[Extracts from a graphics dataset]
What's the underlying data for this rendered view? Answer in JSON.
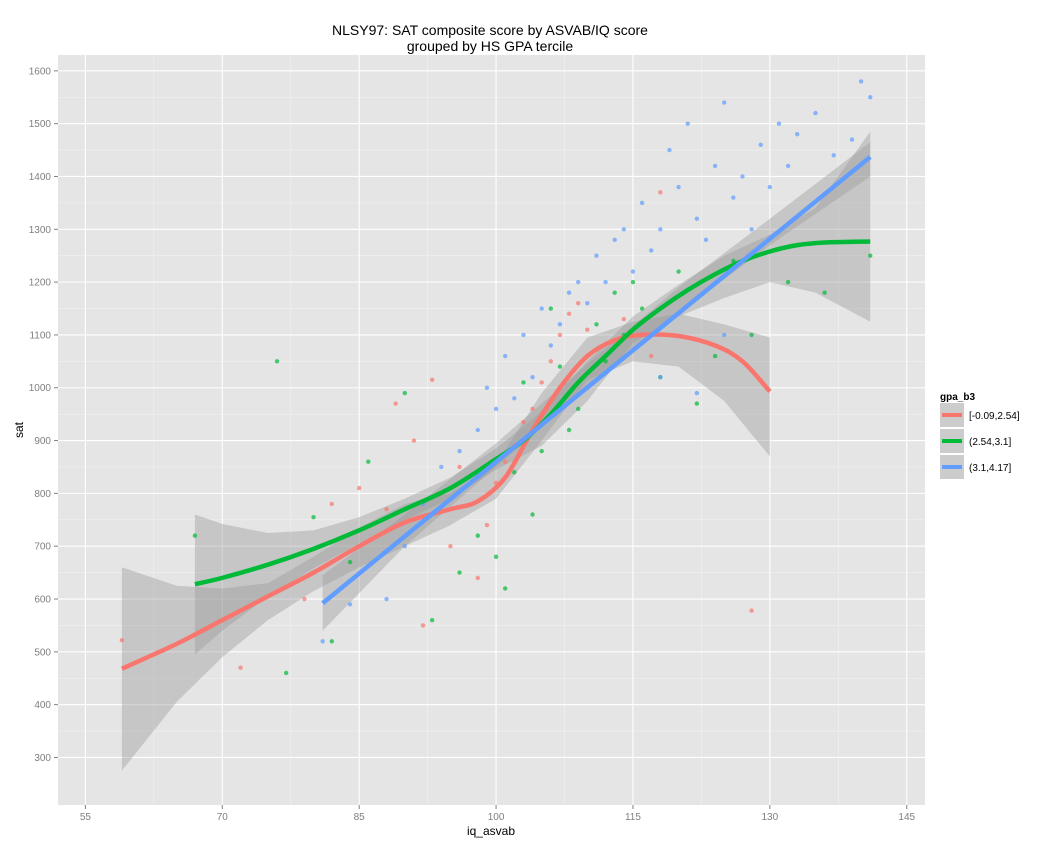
{
  "chart_data": {
    "type": "scatter",
    "title": "NLSY97: SAT composite score by ASVAB/IQ score",
    "subtitle": "grouped by HS GPA tercile",
    "xlabel": "iq_asvab",
    "ylabel": "sat",
    "xlim": [
      52,
      147
    ],
    "ylim": [
      210,
      1630
    ],
    "x_ticks": [
      55,
      70,
      85,
      100,
      115,
      130,
      145
    ],
    "y_ticks": [
      300,
      400,
      500,
      600,
      700,
      800,
      900,
      1000,
      1100,
      1200,
      1300,
      1400,
      1500,
      1600
    ],
    "grid": true,
    "legend": {
      "title": "gpa_b3",
      "position": "right",
      "entries": [
        "[-0.09,2.54]",
        "(2.54,3.1]",
        "(3.1,4.17]"
      ]
    },
    "series": [
      {
        "name": "[-0.09,2.54]",
        "color": "#F8766D",
        "smooth": [
          [
            59,
            468
          ],
          [
            65,
            515
          ],
          [
            70,
            560
          ],
          [
            75,
            605
          ],
          [
            80,
            650
          ],
          [
            85,
            700
          ],
          [
            90,
            745
          ],
          [
            95,
            770
          ],
          [
            98,
            785
          ],
          [
            101,
            830
          ],
          [
            104,
            920
          ],
          [
            107,
            1000
          ],
          [
            110,
            1060
          ],
          [
            113,
            1090
          ],
          [
            116,
            1100
          ],
          [
            120,
            1098
          ],
          [
            124,
            1080
          ],
          [
            127,
            1050
          ],
          [
            130,
            993
          ]
        ],
        "band_upper": [
          [
            59,
            660
          ],
          [
            65,
            625
          ],
          [
            70,
            620
          ],
          [
            75,
            630
          ],
          [
            80,
            680
          ],
          [
            85,
            735
          ],
          [
            90,
            780
          ],
          [
            95,
            800
          ],
          [
            100,
            855
          ],
          [
            105,
            990
          ],
          [
            110,
            1095
          ],
          [
            115,
            1125
          ],
          [
            120,
            1140
          ],
          [
            125,
            1120
          ],
          [
            130,
            1095
          ]
        ],
        "band_lower": [
          [
            59,
            275
          ],
          [
            65,
            405
          ],
          [
            70,
            490
          ],
          [
            75,
            560
          ],
          [
            80,
            615
          ],
          [
            85,
            660
          ],
          [
            90,
            700
          ],
          [
            95,
            740
          ],
          [
            100,
            790
          ],
          [
            105,
            900
          ],
          [
            110,
            1015
          ],
          [
            115,
            1050
          ],
          [
            120,
            1040
          ],
          [
            125,
            975
          ],
          [
            130,
            870
          ]
        ],
        "points": [
          [
            59,
            522
          ],
          [
            72,
            470
          ],
          [
            79,
            600
          ],
          [
            82,
            780
          ],
          [
            85,
            810
          ],
          [
            88,
            770
          ],
          [
            89,
            970
          ],
          [
            91,
            900
          ],
          [
            92,
            550
          ],
          [
            93,
            1015
          ],
          [
            95,
            700
          ],
          [
            96,
            850
          ],
          [
            98,
            640
          ],
          [
            99,
            740
          ],
          [
            100,
            820
          ],
          [
            101,
            860
          ],
          [
            102,
            890
          ],
          [
            103,
            935
          ],
          [
            104,
            960
          ],
          [
            105,
            1010
          ],
          [
            106,
            1050
          ],
          [
            107,
            1100
          ],
          [
            108,
            1140
          ],
          [
            109,
            1160
          ],
          [
            110,
            1110
          ],
          [
            112,
            1060
          ],
          [
            114,
            1130
          ],
          [
            117,
            1060
          ],
          [
            118,
            1370
          ],
          [
            128,
            578
          ]
        ]
      },
      {
        "name": "(2.54,3.1]",
        "color": "#00BA38",
        "smooth": [
          [
            67,
            628
          ],
          [
            70,
            640
          ],
          [
            75,
            665
          ],
          [
            80,
            695
          ],
          [
            85,
            730
          ],
          [
            90,
            770
          ],
          [
            95,
            810
          ],
          [
            100,
            865
          ],
          [
            103,
            900
          ],
          [
            106,
            950
          ],
          [
            109,
            1010
          ],
          [
            112,
            1060
          ],
          [
            115,
            1110
          ],
          [
            118,
            1150
          ],
          [
            121,
            1185
          ],
          [
            124,
            1215
          ],
          [
            127,
            1240
          ],
          [
            130,
            1258
          ],
          [
            133,
            1270
          ],
          [
            136,
            1275
          ],
          [
            141,
            1277
          ]
        ],
        "band_upper": [
          [
            67,
            760
          ],
          [
            70,
            742
          ],
          [
            75,
            725
          ],
          [
            80,
            730
          ],
          [
            85,
            755
          ],
          [
            90,
            790
          ],
          [
            95,
            830
          ],
          [
            100,
            885
          ],
          [
            105,
            955
          ],
          [
            110,
            1050
          ],
          [
            115,
            1135
          ],
          [
            120,
            1195
          ],
          [
            125,
            1250
          ],
          [
            130,
            1290
          ],
          [
            135,
            1340
          ],
          [
            141,
            1485
          ]
        ],
        "band_lower": [
          [
            67,
            495
          ],
          [
            70,
            540
          ],
          [
            75,
            605
          ],
          [
            80,
            658
          ],
          [
            85,
            705
          ],
          [
            90,
            750
          ],
          [
            95,
            790
          ],
          [
            100,
            845
          ],
          [
            105,
            890
          ],
          [
            110,
            975
          ],
          [
            115,
            1085
          ],
          [
            120,
            1135
          ],
          [
            125,
            1170
          ],
          [
            130,
            1200
          ],
          [
            135,
            1180
          ],
          [
            141,
            1125
          ]
        ],
        "points": [
          [
            67,
            720
          ],
          [
            76,
            1050
          ],
          [
            77,
            460
          ],
          [
            80,
            755
          ],
          [
            82,
            520
          ],
          [
            84,
            670
          ],
          [
            86,
            860
          ],
          [
            90,
            990
          ],
          [
            93,
            560
          ],
          [
            96,
            650
          ],
          [
            98,
            720
          ],
          [
            100,
            680
          ],
          [
            101,
            620
          ],
          [
            102,
            840
          ],
          [
            103,
            1010
          ],
          [
            104,
            760
          ],
          [
            105,
            880
          ],
          [
            106,
            1150
          ],
          [
            107,
            1040
          ],
          [
            108,
            920
          ],
          [
            109,
            960
          ],
          [
            110,
            1000
          ],
          [
            111,
            1120
          ],
          [
            112,
            1050
          ],
          [
            113,
            1180
          ],
          [
            114,
            1100
          ],
          [
            115,
            1200
          ],
          [
            116,
            1150
          ],
          [
            118,
            1020
          ],
          [
            120,
            1220
          ],
          [
            122,
            970
          ],
          [
            124,
            1060
          ],
          [
            126,
            1240
          ],
          [
            128,
            1100
          ],
          [
            132,
            1200
          ],
          [
            136,
            1180
          ],
          [
            141,
            1250
          ]
        ]
      },
      {
        "name": "(3.1,4.17]",
        "color": "#619CFF",
        "smooth": [
          [
            81,
            592
          ],
          [
            141,
            1437
          ]
        ],
        "band_upper": [
          [
            81,
            645
          ],
          [
            90,
            760
          ],
          [
            100,
            895
          ],
          [
            110,
            1045
          ],
          [
            120,
            1190
          ],
          [
            130,
            1320
          ],
          [
            141,
            1465
          ]
        ],
        "band_lower": [
          [
            81,
            540
          ],
          [
            90,
            700
          ],
          [
            100,
            850
          ],
          [
            110,
            1000
          ],
          [
            120,
            1140
          ],
          [
            130,
            1270
          ],
          [
            141,
            1400
          ]
        ],
        "points": [
          [
            81,
            520
          ],
          [
            84,
            590
          ],
          [
            88,
            600
          ],
          [
            90,
            700
          ],
          [
            92,
            780
          ],
          [
            94,
            850
          ],
          [
            96,
            880
          ],
          [
            98,
            920
          ],
          [
            99,
            1000
          ],
          [
            100,
            960
          ],
          [
            101,
            1060
          ],
          [
            102,
            980
          ],
          [
            103,
            1100
          ],
          [
            104,
            1020
          ],
          [
            105,
            1150
          ],
          [
            106,
            1080
          ],
          [
            107,
            1120
          ],
          [
            108,
            1180
          ],
          [
            109,
            1200
          ],
          [
            110,
            1160
          ],
          [
            111,
            1250
          ],
          [
            112,
            1200
          ],
          [
            113,
            1280
          ],
          [
            114,
            1300
          ],
          [
            115,
            1220
          ],
          [
            116,
            1350
          ],
          [
            117,
            1260
          ],
          [
            118,
            1300
          ],
          [
            119,
            1450
          ],
          [
            120,
            1380
          ],
          [
            121,
            1500
          ],
          [
            122,
            1320
          ],
          [
            123,
            1280
          ],
          [
            124,
            1420
          ],
          [
            125,
            1540
          ],
          [
            126,
            1360
          ],
          [
            127,
            1400
          ],
          [
            128,
            1300
          ],
          [
            129,
            1460
          ],
          [
            130,
            1380
          ],
          [
            131,
            1500
          ],
          [
            132,
            1420
          ],
          [
            133,
            1480
          ],
          [
            135,
            1520
          ],
          [
            137,
            1440
          ],
          [
            139,
            1470
          ],
          [
            140,
            1580
          ],
          [
            141,
            1550
          ],
          [
            122,
            990
          ],
          [
            118,
            1020
          ],
          [
            125,
            1100
          ]
        ]
      }
    ]
  }
}
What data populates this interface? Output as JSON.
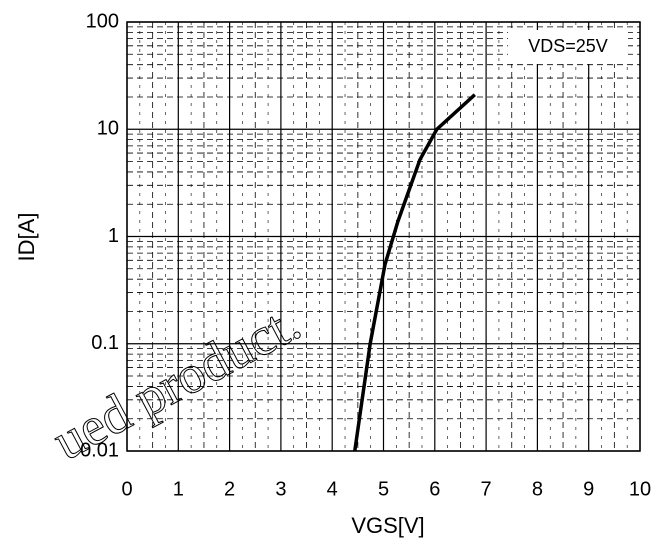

* Exercise task: Copy every line from the entries that contains the word "this".

* Reply to the exercise:
What's the underlying data for this rendered view? Answer in JSON.
What data populates this interface? Output as JSON.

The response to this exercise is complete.